Which lines below contain the word "banner"? Copy each one.

Records drawn from a dataset:
[Start of section]

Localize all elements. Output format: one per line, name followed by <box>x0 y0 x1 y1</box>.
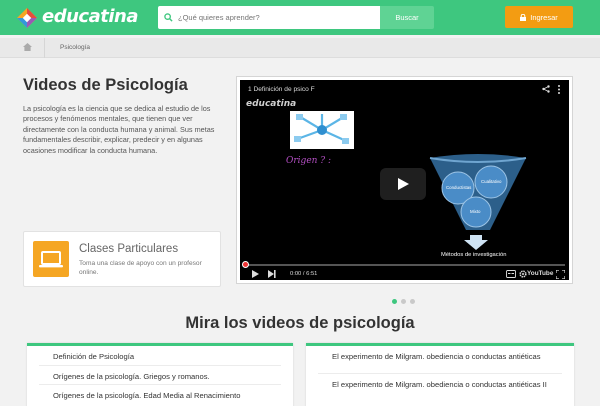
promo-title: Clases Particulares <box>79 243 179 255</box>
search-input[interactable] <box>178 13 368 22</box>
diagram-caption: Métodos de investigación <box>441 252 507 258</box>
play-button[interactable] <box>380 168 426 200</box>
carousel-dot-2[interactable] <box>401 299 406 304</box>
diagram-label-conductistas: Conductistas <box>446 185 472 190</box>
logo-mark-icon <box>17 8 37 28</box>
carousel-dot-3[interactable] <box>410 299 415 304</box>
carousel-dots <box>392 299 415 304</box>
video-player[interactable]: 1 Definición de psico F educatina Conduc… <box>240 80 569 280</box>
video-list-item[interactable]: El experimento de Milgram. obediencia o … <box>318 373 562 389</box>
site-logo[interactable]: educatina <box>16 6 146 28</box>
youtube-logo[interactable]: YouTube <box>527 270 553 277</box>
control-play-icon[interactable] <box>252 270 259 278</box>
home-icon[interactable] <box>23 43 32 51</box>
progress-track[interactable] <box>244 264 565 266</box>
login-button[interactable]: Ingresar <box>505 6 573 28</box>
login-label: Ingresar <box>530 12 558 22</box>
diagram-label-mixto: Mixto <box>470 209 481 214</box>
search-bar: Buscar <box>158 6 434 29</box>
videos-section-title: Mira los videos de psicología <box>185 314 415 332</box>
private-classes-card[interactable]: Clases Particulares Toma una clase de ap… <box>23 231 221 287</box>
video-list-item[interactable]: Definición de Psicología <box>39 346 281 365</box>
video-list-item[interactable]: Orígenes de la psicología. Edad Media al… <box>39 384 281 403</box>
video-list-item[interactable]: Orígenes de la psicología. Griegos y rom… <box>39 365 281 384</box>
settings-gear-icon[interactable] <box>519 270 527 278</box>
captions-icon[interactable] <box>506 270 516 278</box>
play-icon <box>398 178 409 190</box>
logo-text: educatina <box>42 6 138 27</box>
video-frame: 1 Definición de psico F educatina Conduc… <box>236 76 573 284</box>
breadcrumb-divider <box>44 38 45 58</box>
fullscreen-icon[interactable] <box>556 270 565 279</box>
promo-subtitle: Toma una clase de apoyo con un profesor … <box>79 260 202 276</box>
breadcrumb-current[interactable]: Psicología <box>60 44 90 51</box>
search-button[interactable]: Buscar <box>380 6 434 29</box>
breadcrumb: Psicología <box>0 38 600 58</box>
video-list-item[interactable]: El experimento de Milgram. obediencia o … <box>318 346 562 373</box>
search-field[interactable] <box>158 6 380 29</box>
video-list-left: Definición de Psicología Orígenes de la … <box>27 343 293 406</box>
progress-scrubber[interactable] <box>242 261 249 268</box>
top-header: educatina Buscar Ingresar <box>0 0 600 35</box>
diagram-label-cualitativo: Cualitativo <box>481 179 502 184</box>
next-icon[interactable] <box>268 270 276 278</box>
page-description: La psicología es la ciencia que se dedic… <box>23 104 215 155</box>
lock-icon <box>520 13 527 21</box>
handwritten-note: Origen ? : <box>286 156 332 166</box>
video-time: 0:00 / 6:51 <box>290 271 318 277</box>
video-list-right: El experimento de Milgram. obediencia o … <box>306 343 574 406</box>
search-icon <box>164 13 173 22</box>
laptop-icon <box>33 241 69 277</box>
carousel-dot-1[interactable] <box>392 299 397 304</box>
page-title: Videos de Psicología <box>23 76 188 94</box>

[End of section]
[Start of section]

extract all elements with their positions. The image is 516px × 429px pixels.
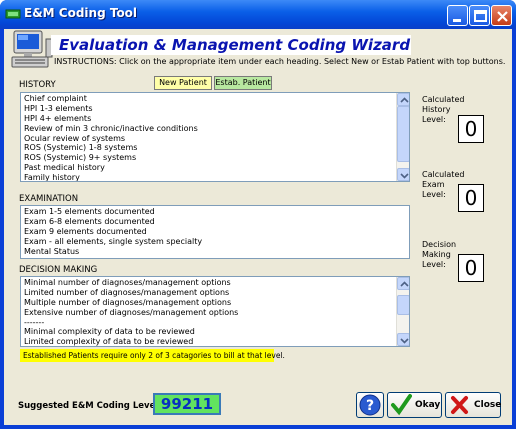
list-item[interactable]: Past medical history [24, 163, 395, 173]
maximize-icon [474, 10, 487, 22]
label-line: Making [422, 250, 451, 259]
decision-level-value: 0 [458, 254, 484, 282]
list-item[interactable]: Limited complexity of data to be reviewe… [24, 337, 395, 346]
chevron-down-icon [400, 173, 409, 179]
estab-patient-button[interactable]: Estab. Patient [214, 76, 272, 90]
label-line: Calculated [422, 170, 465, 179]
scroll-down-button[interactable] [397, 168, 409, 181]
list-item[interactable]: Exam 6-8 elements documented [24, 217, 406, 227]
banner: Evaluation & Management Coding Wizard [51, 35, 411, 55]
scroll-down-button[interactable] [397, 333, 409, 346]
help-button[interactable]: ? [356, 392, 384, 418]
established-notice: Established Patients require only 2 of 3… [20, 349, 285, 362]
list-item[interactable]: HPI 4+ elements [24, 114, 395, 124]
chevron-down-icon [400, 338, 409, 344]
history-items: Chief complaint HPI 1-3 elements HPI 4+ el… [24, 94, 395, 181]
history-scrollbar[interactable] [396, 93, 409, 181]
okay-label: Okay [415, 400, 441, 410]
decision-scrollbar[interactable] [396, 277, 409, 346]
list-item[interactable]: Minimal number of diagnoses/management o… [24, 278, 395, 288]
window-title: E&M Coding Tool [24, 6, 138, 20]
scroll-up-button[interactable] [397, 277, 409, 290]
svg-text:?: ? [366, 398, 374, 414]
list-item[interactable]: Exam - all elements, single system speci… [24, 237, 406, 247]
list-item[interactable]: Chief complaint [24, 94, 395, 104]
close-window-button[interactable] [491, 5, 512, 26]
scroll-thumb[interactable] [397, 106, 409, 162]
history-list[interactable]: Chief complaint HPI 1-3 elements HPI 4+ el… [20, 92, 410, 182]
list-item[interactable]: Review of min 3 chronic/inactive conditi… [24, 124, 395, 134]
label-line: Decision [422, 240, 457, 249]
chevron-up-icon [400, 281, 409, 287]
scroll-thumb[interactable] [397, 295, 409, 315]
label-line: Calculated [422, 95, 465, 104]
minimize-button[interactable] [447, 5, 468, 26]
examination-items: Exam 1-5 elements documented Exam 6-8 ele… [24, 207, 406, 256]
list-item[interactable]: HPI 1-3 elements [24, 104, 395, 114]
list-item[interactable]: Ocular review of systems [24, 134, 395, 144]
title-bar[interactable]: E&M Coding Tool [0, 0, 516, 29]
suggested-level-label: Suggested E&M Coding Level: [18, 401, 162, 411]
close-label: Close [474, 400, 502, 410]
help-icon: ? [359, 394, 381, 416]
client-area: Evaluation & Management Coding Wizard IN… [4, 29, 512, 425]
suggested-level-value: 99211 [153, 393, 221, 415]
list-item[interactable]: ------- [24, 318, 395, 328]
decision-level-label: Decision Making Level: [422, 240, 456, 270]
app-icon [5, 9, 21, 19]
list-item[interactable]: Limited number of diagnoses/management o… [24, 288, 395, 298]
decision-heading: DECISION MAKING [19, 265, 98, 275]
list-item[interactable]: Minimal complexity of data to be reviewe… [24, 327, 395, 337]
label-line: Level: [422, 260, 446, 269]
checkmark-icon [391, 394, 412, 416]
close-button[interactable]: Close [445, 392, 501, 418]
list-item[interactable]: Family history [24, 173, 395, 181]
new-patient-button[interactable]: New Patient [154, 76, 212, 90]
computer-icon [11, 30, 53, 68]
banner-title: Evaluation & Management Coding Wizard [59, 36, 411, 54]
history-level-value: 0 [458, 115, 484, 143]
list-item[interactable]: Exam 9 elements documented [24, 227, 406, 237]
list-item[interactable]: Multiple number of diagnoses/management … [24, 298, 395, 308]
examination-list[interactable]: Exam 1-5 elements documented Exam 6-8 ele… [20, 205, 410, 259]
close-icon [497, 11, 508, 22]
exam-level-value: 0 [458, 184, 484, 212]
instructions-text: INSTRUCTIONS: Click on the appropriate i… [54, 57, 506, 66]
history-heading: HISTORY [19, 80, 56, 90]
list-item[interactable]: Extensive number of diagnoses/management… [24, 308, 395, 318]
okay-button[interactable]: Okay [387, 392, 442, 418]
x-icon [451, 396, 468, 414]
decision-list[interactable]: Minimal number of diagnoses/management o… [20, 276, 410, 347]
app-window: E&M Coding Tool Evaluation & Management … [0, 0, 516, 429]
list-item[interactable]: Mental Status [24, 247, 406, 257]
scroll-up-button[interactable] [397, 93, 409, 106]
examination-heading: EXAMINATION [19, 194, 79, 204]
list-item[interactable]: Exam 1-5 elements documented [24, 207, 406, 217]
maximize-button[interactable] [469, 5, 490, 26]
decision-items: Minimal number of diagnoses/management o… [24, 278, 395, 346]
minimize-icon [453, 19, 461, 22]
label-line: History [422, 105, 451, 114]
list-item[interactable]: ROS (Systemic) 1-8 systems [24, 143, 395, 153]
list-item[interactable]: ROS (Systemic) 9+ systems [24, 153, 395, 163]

[End of section]

> _Exercise response_:
banner: Evaluation & Management Coding Wizard [51, 35, 411, 55]
banner-title: Evaluation & Management Coding Wizard [59, 36, 411, 54]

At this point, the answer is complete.